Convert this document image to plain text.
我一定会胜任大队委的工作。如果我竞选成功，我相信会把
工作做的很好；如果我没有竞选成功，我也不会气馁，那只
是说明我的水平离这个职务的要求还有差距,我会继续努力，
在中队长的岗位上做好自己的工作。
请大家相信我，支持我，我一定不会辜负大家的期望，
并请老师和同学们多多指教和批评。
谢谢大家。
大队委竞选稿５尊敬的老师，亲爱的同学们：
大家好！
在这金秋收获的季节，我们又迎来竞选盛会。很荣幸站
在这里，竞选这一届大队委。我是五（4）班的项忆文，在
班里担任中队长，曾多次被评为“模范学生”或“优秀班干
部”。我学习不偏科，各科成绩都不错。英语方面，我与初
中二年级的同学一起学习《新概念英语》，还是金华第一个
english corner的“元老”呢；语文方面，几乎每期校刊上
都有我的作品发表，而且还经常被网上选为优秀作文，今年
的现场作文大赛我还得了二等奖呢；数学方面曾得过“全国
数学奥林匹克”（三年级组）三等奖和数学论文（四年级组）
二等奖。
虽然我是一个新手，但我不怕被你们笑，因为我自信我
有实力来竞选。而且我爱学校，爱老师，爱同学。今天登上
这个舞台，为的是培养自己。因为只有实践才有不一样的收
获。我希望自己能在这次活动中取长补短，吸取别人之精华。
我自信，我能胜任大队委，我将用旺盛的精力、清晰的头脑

■ GOAL:
Each line must be given again exactly as written above.

■ TASK ANSWER:
Convert this document image to plain text.
我一定会胜任大队委的工作。如果我竞选成功，我相信会把
工作做的很好；如果我没有竞选成功，我也不会气馁，那只
是说明我的水平离这个职务的要求还有差距,我会继续努力，
在中队长的岗位上做好自己的工作。
请大家相信我，支持我，我一定不会辜负大家的期望，
并请老师和同学们多多指教和批评。
谢谢大家。
大队委竞选稿５尊敬的老师，亲爱的同学们：
大家好！
在这金秋收获的季节，我们又迎来竞选盛会。很荣幸站
在这里，竞选这一届大队委。我是五（4）班的项忆文，在
班里担任中队长，曾多次被评为“模范学生”或“优秀班干
部”。我学习不偏科，各科成绩都不错。英语方面，我与初
中二年级的同学一起学习《新概念英语》，还是金华第一个
english corner的“元老”呢；语文方面，几乎每期校刊上
都有我的作品发表，而且还经常被网上选为优秀作文，今年
的现场作文大赛我还得了二等奖呢；数学方面曾得过“全国
数学奥林匹克”（三年级组）三等奖和数学论文（四年级组）
二等奖。
虽然我是一个新手，但我不怕被你们笑，因为我自信我
有实力来竞选。而且我爱学校，爱老师，爱同学。今天登上
这个舞台，为的是培养自己。因为只有实践才有不一样的收
获。我希望自己能在这次活动中取长补短，吸取别人之精华。
我自信，我能胜任大队委，我将用旺盛的精力、清晰的头脑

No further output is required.